- [Exercise objective]: Gather each line containing the string "Program" from these entries.

- [Items listed in a dataset]:
— Start —
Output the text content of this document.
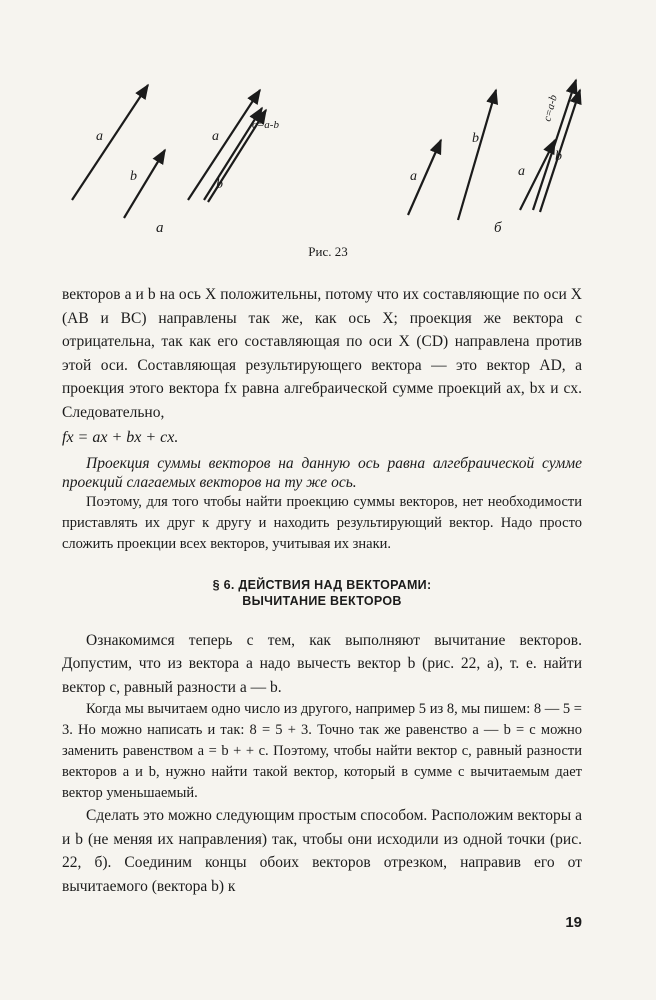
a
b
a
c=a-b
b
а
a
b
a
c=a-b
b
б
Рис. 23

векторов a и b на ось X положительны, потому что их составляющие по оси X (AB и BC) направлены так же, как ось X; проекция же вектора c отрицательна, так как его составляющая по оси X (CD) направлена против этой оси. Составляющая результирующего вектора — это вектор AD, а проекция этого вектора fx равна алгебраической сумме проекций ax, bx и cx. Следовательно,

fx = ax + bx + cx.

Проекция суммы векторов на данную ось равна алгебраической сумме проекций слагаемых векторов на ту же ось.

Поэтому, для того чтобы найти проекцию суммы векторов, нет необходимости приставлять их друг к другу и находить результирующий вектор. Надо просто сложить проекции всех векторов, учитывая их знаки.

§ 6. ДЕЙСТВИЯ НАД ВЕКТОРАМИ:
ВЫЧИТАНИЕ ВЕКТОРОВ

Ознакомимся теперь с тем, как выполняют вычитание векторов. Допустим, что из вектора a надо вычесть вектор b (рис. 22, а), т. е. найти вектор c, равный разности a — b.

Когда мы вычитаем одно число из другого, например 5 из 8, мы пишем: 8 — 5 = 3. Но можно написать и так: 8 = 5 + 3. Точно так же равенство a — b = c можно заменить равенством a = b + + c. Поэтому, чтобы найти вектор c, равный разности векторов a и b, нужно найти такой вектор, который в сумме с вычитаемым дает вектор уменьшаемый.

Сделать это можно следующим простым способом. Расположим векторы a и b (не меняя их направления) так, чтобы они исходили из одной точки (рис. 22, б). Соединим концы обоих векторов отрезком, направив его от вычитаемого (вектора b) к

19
— End —
— Start —
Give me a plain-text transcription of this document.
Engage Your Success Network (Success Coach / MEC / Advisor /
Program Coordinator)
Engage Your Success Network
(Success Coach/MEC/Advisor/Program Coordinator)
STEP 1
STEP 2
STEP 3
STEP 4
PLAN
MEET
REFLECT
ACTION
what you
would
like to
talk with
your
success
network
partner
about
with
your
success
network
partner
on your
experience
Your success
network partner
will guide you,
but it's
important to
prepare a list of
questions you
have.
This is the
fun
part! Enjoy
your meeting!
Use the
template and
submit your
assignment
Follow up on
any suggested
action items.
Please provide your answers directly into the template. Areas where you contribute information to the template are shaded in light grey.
— End —
- [The response]:
Program Coordinator)
(Success Coach/MEC/Advisor/Program Coordinator)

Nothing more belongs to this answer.